[Dataset listings of figures]
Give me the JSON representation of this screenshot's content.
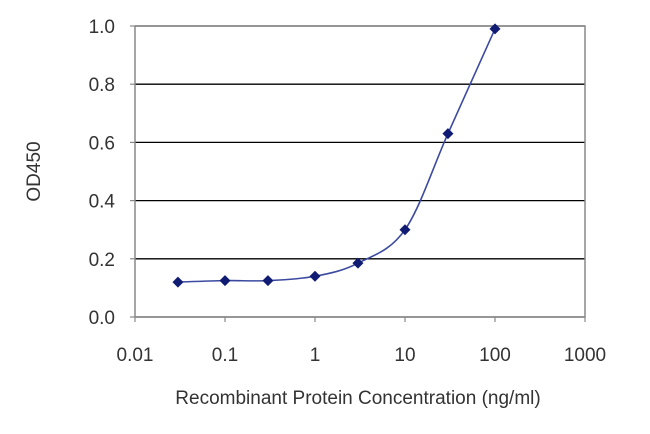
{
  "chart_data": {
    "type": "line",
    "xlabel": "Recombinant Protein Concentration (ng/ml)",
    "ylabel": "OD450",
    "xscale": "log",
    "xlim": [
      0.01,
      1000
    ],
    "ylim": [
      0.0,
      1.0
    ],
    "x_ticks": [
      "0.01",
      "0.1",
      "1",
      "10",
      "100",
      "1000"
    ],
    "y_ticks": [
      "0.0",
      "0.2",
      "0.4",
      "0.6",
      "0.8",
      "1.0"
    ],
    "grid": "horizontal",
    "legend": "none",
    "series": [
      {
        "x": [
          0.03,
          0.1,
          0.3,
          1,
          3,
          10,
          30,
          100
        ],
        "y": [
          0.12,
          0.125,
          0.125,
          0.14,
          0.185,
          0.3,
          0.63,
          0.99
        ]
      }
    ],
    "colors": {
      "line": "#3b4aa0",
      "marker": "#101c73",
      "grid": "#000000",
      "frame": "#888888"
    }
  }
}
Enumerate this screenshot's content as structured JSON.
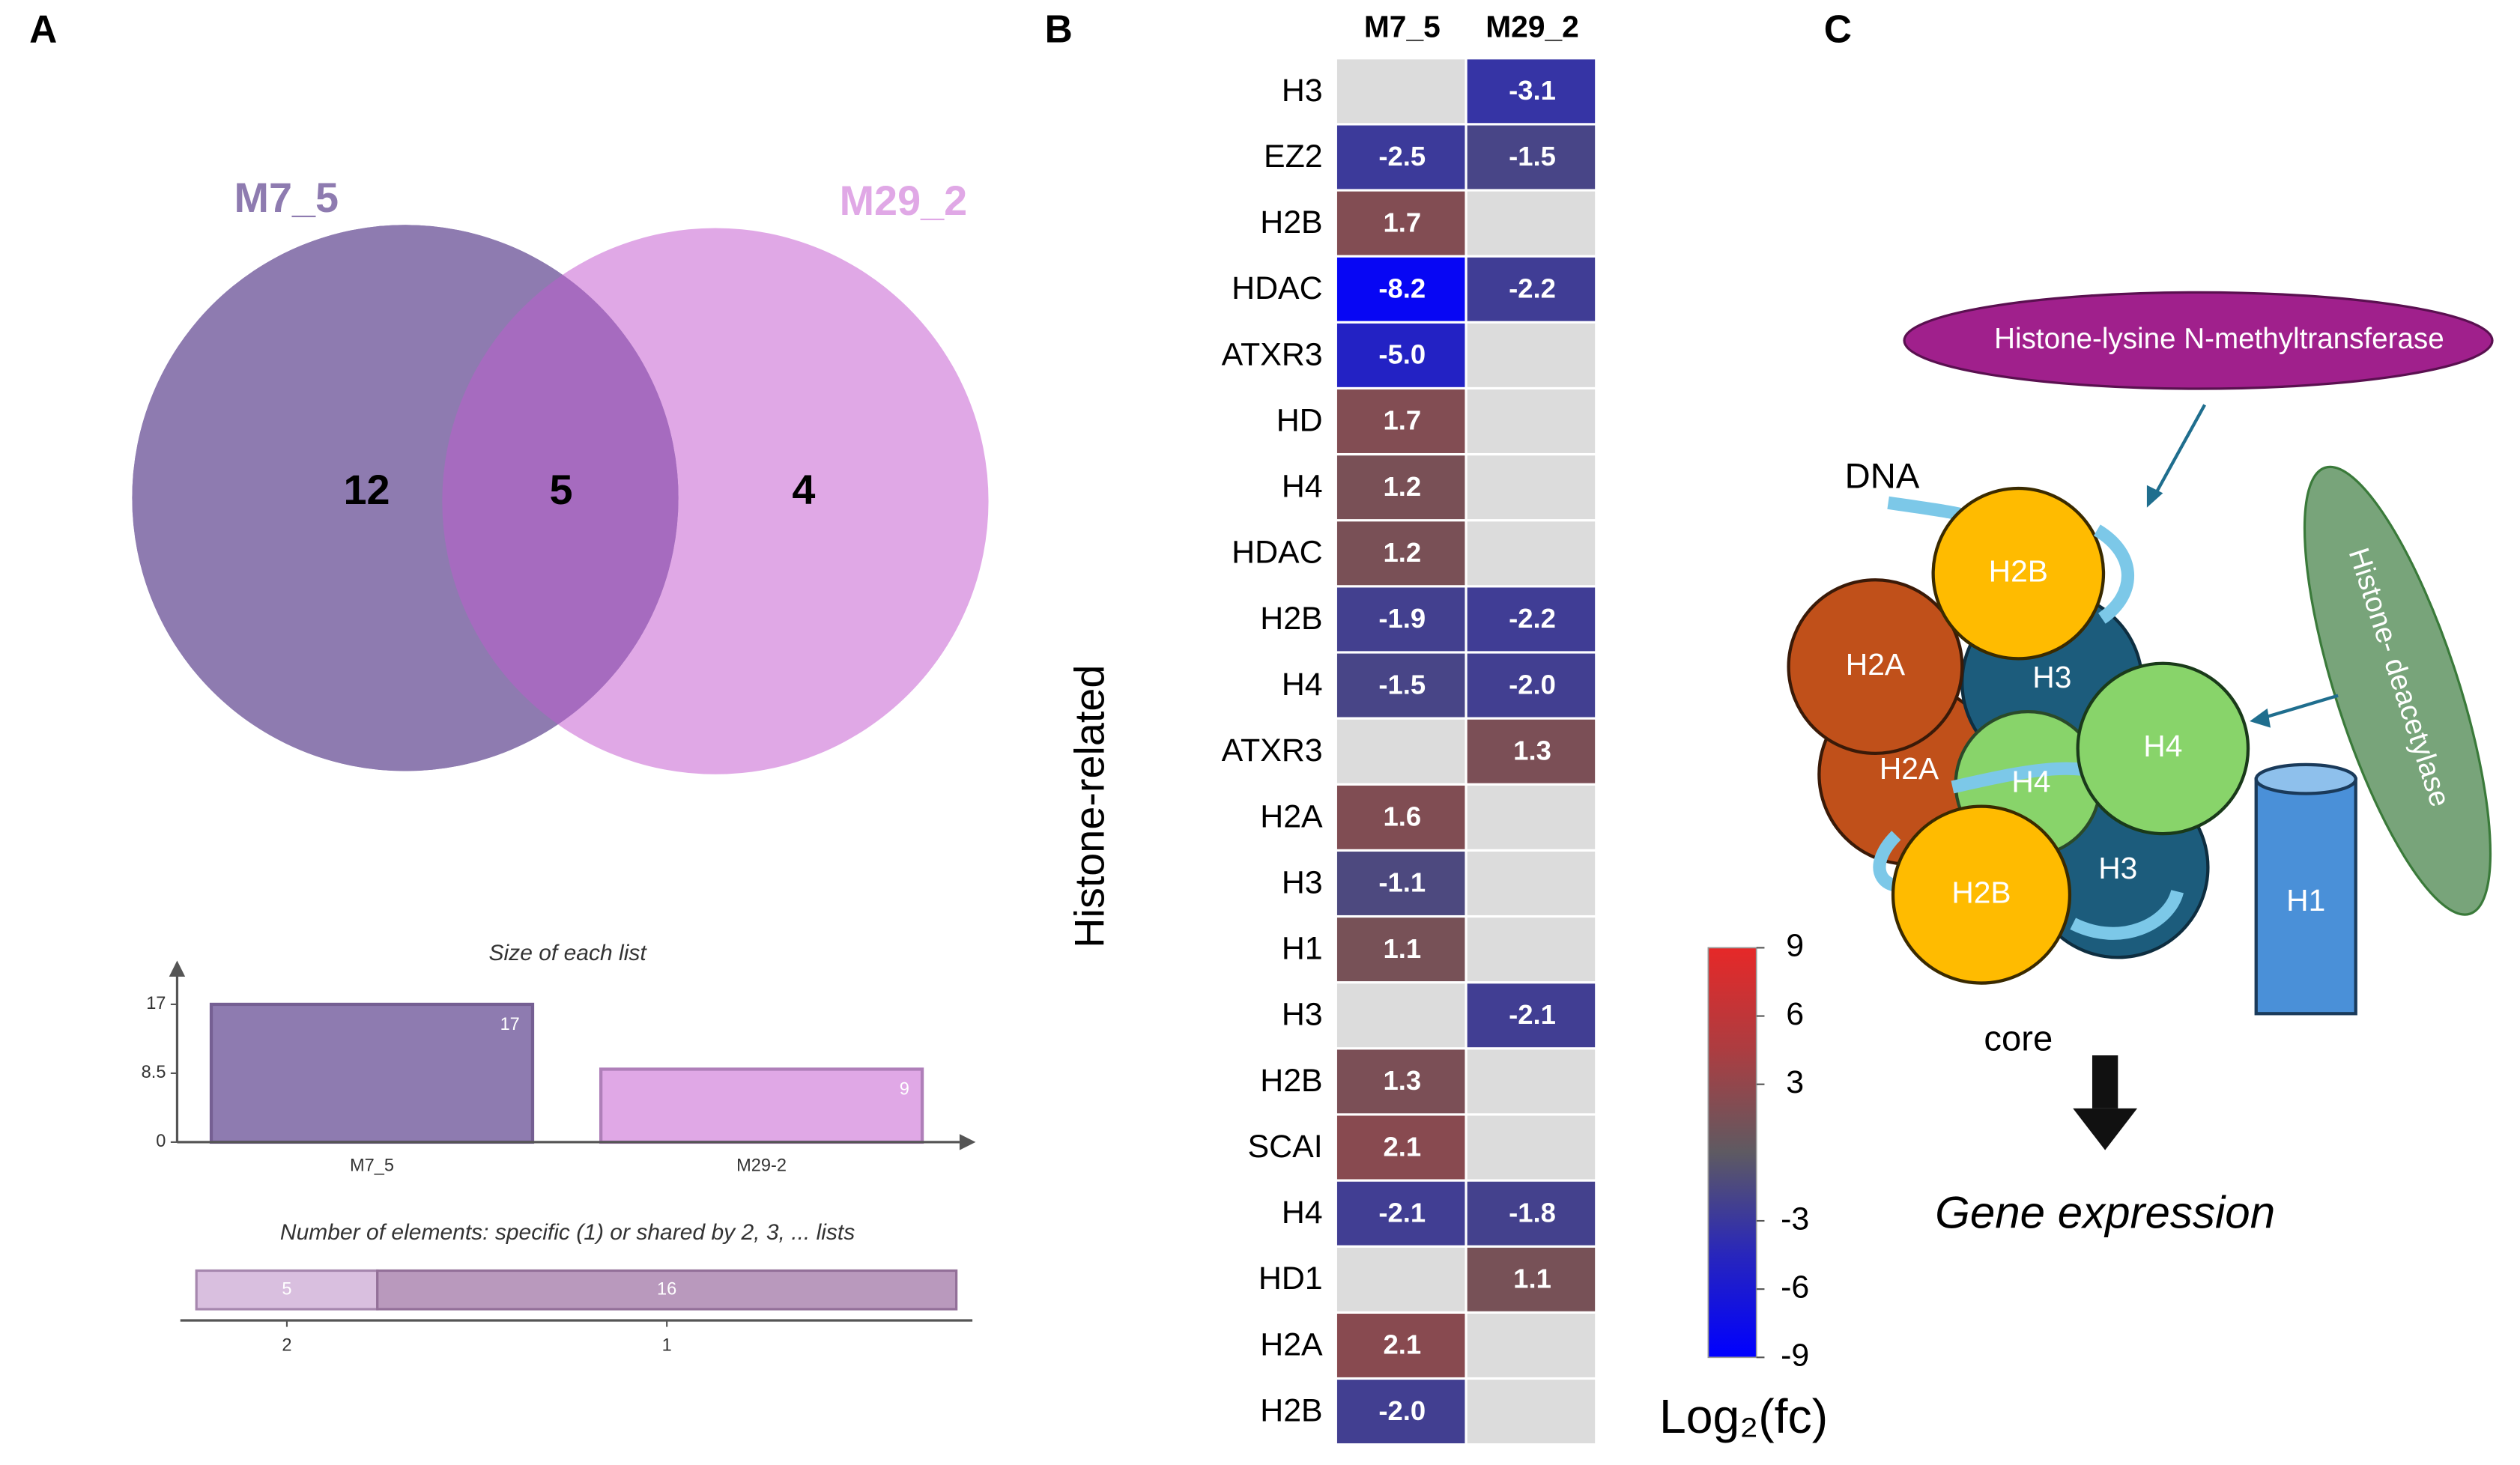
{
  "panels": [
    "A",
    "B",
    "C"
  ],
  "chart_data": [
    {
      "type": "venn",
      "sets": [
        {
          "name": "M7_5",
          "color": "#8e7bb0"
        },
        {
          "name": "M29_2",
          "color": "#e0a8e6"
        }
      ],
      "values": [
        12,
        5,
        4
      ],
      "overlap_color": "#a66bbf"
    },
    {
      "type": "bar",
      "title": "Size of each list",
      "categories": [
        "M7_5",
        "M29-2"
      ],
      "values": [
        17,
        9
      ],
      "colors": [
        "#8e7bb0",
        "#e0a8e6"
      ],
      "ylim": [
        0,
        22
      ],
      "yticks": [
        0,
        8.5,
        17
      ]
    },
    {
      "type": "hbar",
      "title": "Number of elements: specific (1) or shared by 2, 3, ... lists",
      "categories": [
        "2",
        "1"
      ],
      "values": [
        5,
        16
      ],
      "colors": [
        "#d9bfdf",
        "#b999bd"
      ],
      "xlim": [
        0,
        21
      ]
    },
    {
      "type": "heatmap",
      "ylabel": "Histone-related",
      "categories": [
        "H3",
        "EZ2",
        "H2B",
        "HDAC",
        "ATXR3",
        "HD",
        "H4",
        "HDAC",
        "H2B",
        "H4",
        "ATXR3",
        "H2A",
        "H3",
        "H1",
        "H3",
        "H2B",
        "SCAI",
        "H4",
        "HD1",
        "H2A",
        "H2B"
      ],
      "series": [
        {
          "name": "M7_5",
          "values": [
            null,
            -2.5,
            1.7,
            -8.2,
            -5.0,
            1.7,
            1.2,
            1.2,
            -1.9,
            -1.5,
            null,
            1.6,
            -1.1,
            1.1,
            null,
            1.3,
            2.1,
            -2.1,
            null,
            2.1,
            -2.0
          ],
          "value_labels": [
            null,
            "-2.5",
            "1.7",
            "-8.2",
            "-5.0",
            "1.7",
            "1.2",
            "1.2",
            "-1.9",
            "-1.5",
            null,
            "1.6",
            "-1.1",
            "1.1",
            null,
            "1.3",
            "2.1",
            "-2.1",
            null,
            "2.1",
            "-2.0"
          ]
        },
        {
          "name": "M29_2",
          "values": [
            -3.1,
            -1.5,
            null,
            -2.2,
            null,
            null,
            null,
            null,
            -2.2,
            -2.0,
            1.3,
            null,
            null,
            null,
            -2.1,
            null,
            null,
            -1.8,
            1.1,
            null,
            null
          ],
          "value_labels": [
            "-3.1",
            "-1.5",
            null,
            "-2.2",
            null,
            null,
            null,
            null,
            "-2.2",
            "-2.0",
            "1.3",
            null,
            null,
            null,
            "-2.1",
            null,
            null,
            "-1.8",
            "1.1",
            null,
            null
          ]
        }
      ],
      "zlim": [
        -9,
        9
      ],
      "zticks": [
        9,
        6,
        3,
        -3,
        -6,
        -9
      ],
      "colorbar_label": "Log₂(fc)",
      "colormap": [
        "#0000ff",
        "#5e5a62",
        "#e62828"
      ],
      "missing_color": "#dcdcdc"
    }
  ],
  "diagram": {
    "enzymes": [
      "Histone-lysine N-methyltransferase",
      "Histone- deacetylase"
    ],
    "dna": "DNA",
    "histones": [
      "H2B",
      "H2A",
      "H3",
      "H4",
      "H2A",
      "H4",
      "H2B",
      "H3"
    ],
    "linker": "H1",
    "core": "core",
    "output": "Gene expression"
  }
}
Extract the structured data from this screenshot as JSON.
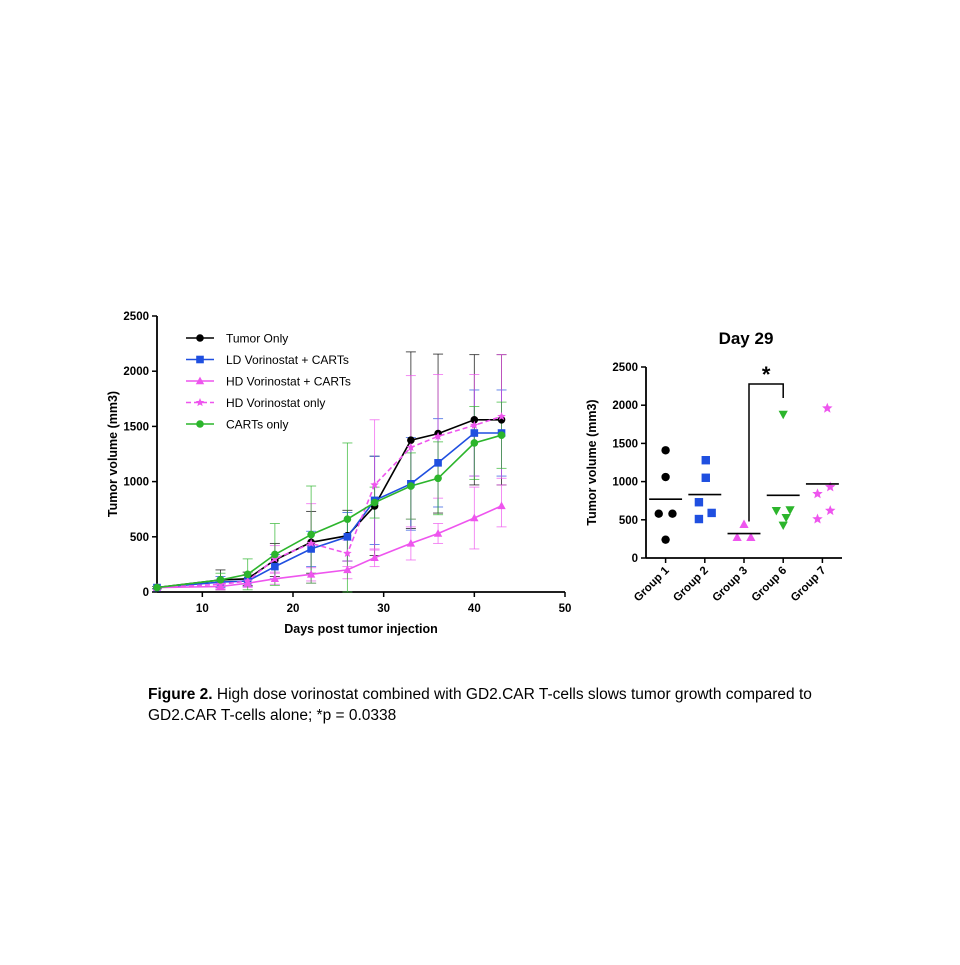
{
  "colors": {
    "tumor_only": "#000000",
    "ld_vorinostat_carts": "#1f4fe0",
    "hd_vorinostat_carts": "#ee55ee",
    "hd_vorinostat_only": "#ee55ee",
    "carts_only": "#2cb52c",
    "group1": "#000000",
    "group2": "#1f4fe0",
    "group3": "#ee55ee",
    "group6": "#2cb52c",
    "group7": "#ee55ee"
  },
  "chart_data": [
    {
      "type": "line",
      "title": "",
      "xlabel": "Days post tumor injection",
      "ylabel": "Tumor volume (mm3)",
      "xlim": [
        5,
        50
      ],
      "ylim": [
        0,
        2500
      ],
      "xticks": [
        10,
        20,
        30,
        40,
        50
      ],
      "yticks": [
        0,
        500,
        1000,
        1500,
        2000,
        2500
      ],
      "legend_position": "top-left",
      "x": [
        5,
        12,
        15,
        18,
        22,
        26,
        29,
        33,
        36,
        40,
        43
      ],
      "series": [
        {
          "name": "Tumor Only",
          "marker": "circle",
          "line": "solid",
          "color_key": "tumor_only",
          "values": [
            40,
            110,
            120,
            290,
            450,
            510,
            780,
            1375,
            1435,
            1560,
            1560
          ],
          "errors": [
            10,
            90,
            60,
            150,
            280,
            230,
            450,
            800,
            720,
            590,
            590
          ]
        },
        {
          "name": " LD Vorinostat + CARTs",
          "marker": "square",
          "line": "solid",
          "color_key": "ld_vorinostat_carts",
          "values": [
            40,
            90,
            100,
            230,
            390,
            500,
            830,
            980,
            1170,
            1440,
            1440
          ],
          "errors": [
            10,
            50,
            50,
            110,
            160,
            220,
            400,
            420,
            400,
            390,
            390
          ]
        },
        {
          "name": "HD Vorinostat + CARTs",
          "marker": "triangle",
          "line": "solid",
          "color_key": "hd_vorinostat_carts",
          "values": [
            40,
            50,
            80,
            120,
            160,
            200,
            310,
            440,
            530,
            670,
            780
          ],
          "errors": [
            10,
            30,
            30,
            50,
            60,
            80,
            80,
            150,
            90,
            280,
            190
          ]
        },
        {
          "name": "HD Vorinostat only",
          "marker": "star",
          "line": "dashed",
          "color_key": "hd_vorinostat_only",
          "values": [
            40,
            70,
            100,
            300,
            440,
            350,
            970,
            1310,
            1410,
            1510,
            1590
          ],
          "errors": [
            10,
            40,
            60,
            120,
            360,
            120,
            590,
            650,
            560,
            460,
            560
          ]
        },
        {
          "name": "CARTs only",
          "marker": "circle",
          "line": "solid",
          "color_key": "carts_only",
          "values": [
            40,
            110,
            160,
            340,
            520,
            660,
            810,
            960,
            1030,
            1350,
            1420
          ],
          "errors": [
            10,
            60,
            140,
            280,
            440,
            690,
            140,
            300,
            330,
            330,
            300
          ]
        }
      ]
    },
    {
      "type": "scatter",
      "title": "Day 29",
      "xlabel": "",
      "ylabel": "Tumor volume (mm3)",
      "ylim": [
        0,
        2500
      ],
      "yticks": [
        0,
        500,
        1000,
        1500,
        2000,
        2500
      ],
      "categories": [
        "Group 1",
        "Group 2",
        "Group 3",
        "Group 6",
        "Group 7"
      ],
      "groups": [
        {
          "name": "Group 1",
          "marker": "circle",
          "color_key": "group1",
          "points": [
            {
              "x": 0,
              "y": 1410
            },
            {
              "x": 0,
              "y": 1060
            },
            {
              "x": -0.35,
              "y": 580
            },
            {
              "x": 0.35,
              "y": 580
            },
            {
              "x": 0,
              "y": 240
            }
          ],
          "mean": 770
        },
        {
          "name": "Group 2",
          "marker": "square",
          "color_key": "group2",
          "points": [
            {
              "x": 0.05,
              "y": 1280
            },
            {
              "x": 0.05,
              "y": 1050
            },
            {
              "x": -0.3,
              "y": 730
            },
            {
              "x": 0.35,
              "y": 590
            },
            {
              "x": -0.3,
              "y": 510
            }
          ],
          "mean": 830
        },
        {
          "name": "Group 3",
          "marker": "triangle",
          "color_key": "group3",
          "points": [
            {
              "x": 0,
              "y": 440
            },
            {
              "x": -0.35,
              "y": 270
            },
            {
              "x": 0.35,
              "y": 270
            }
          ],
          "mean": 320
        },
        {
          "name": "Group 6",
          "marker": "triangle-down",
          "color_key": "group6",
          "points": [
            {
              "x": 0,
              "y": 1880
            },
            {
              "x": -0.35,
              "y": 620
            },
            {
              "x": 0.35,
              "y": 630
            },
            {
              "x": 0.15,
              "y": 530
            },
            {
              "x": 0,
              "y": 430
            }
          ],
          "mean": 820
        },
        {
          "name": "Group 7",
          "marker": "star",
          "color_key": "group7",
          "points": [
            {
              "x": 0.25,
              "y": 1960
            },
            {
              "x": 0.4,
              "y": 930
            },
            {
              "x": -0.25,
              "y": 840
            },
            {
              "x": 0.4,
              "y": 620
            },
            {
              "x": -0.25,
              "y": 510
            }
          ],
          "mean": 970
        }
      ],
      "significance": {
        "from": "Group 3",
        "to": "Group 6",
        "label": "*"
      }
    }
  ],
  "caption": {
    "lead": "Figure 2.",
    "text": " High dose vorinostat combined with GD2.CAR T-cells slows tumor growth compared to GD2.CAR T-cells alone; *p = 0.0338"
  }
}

• [THE TASK]:
Lines with "screenshot" in the records above: copy every one of them.

• [RESPONSE TO THE TASK]:
Give me the JSON representation of this screenshot's content.
Enumerate this screenshot's content as structured JSON.
Extract the structured data from this screenshot as JSON.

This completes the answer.